------ Data provided

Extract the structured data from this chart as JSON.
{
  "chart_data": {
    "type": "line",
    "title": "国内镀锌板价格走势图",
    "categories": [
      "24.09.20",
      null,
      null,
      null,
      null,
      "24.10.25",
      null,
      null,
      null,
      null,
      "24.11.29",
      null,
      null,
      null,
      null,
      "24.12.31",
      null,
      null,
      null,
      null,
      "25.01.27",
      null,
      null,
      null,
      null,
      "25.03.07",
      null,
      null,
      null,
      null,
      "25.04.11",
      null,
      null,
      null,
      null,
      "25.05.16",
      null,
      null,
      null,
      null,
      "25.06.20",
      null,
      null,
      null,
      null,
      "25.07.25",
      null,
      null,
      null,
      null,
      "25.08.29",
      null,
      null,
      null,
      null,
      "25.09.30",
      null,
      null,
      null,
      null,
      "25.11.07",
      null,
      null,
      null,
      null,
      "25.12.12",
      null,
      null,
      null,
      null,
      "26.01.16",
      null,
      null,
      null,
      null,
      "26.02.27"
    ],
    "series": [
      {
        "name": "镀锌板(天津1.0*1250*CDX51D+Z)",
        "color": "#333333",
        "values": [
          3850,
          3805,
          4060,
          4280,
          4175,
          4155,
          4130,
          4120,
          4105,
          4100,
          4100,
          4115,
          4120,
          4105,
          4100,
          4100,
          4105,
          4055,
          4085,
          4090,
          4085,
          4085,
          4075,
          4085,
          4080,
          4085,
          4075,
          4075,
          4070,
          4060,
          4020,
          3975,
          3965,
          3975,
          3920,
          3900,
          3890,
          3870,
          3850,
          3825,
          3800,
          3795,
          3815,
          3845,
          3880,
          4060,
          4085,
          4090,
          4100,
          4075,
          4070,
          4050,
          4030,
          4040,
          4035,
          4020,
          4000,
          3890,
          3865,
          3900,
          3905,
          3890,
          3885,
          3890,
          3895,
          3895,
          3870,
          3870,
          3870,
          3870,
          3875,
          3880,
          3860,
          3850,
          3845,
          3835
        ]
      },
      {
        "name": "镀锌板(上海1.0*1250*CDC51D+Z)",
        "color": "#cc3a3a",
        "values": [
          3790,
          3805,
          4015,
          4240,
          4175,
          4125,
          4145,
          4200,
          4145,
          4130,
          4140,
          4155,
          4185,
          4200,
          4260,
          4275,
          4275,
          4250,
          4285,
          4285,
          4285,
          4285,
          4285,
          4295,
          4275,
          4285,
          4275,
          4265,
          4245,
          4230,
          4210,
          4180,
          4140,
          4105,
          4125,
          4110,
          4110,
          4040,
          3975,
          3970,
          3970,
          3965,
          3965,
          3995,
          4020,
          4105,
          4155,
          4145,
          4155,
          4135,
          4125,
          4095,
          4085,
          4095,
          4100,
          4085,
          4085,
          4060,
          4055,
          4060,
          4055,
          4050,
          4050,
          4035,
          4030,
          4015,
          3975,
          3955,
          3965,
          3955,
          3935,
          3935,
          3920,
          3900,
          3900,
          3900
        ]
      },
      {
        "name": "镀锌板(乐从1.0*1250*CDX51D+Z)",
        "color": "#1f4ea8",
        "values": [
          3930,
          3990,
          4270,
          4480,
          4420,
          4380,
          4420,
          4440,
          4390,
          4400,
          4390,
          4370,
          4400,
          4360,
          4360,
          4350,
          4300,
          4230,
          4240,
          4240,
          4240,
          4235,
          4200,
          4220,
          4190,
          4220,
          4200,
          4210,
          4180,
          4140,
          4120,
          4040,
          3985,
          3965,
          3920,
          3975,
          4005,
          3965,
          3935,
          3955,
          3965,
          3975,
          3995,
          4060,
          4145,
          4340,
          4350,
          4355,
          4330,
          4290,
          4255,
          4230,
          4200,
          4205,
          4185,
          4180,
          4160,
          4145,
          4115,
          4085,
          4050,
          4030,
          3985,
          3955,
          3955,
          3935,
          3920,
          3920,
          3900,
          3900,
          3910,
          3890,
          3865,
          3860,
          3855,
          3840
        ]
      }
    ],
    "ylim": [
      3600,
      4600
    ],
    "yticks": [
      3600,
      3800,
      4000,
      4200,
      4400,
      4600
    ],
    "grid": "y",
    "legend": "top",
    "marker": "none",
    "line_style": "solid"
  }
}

------------

→ Exercise task
Show every line where the string "name" appears.

→ Final result
        "name": "镀锌板(天津1.0*1250*CDX51D+Z)",
        "name": "镀锌板(上海1.0*1250*CDC51D+Z)",
        "name": "镀锌板(乐从1.0*1250*CDX51D+Z)",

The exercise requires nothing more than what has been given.